■ **Brief**
Pick out each line containing the string "Artikel" and copy it.

■ **Data shown**
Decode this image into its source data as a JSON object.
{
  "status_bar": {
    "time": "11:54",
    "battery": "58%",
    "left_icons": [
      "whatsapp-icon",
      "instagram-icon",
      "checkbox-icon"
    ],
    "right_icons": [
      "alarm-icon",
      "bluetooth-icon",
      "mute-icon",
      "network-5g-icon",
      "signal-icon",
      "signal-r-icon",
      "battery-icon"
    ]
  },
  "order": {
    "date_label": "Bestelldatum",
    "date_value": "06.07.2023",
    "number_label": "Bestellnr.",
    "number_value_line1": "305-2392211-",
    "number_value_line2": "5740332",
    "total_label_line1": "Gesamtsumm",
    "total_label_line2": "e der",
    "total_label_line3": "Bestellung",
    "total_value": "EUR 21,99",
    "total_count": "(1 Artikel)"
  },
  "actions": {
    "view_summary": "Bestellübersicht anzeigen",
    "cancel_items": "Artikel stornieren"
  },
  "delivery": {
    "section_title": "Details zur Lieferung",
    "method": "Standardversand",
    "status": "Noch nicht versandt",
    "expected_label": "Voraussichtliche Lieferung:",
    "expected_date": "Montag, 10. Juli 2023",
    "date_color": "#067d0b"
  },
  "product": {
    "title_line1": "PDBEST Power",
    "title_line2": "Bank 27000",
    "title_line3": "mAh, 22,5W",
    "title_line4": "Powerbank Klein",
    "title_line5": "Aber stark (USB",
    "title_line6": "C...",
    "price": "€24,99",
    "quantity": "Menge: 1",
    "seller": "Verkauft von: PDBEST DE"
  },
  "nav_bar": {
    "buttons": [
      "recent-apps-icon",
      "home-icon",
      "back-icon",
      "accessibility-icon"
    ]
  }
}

■ **Answer to this problem**
    "total_count": "(1 Artikel)"
    "cancel_items": "Artikel stornieren"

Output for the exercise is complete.